[[ Quoted passage open ]]
That trend has resulted in a “dramatic increase” in the out of network deductibles and other out of pocket costs among their patient with ESI coverage.
“We partner with patients on charity options to reduce this cost if they choose to access our care,” Laing said.
Affordability responses
Multiple employer surveys in recent weeks have projected 2026 cost increases for businesses approaching 10% in 2026. Smaller employers have much larger average increases. In response, businesses — especially large employers — say they are undertaking more initiatives aimed at controlling hospital costs.
Other employers are increasingly considering and adopting alternative health plans to counter historic cost increases. In 2026, 24% of employers in one survey said they will have one of these offerings in place either as an option or a standalone plan. Another 36% are considering this option for 2027 or 2028.
Another option is the adoption of individual coverage health reimbursement arrangements (ICHRAs), in which employers provide fixed amounts to help workers purchase their own coverage in the individual market.
“We see lots of groups who are getting tired of the fully insured merry-go-round that they are on with 15%, 20%, 30%, 40% increases annually and moving to the ICHRA gives them an opportunity to get their arms around their budget a little bit more predictable with their annual spend,” said Ben Light, vice president of partnerships at Zorro, which assists companies in the use of ICHRAs.
Employers look at affordability in two ways. The first is the technical definition of coverage affordability, 9.02% of household income, as established by the Affordable Care Act. But that increases to 9.96% of income for 2026.
[[ Quoted passage closed ]]
**Required work**
1. In the article on employer health costs above, condense the paragraph beginning "Other employers are increasingly considering" into one or two sentences that keep its figures.
2. Carry on the article on employer health costs above, picking up right after its final sentence.
[[ Given information open ]]
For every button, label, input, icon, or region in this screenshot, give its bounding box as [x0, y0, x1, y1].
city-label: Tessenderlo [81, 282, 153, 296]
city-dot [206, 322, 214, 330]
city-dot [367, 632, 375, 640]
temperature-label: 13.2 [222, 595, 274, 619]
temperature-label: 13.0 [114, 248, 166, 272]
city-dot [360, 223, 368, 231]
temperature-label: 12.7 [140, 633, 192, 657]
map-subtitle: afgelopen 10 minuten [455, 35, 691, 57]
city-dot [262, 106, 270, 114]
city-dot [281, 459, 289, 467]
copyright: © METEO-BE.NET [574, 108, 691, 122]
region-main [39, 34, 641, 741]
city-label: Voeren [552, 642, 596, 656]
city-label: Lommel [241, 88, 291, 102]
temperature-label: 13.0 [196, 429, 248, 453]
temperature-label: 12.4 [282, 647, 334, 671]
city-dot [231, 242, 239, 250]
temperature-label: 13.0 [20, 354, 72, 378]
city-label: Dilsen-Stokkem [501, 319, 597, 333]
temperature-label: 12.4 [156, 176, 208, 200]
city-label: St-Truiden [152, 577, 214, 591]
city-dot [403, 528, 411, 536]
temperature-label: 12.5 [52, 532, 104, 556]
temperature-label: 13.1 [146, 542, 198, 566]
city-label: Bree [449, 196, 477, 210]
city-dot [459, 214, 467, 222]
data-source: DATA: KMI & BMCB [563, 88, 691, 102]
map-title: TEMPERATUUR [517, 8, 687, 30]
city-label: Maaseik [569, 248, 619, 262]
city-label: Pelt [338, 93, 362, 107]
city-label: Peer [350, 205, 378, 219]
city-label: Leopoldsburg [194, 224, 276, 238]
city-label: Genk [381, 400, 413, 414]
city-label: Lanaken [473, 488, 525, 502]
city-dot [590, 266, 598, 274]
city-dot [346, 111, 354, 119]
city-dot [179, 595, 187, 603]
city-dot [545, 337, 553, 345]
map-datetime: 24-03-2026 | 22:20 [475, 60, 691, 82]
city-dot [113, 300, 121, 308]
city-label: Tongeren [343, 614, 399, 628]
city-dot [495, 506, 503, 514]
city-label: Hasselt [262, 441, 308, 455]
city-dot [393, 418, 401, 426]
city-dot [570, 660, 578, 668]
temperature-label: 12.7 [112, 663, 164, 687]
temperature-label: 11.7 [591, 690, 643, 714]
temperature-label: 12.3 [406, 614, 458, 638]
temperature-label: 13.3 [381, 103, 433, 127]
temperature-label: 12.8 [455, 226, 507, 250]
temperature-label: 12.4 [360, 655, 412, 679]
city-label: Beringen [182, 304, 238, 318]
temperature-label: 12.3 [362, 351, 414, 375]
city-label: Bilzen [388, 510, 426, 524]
[[ Given information closed ]]
**Written answers**
1. More employers are turning to alternative health plans to offset record cost increases. In one survey, 24% said they will offer such a plan in 2026, either as an option or as a standalone plan, and another 36% are considering one for 2027 or 2028.

2.
“So, the government has said, ‘Going into next year, you can push 10% more to your employees,’” he said.
Beyond the technical definition of affordability is the practical question of whether coverage costs within those limits are affordable in the reality of workers’ lives.
“If I make $47,000 and you’re telling me to buy insurance that costs $2400 a year, do I have $2400 to send on that when I’m looking at rent and car payments and food and child care?” he said.
Employers believe their employees find the ICHRA coverage affordable because they rarely drop that coverage. Affordability may be helped by their ability to select lower metal tiers that have lower-cost premiums, Light said.
Employers want to offer coverage, but its cost has become their second largest line item after salaries, he said. That tension has led a growing number of companies to choose between offering coverage and not firing some of their staff, given the costs.
The ongoing fight over COVID-era ACA marketplace subsidies does not affect workers provided with ICHRAs to purchase coverage there because they are ineligible for subsidies.
The projected 2026 surge in premium costs for the ACA marketplace also may have less effect on ICHRA decisions because those increases are less than premium increases employers — especially small ones — face when purchasing coverage for smaller pools of workers, Light said.
Most ICHRA funds are used to purchase coverage off the ACA marketplace, which follow the same coverage rules.
ICHRA coverage remains small — an estimated 350,000 to 700,000 enrollees, according to the HRA Council — but Light was optimistic policy changes and insurance company trends would boost that. For example, the One Big Beautiful Bill Act (OBBBA) made bronze and catastrophic plans eligible for health savings accounts (HSAs) for the first time.
Another OBBBA change allowed use of HSAs to fund direct primary care (DPC) arrangements. The combination could allow ICHRA funded employees to buy a cheaper bronze plan for catastrophic coverage and get most of their care from a DPC arrangement, he said.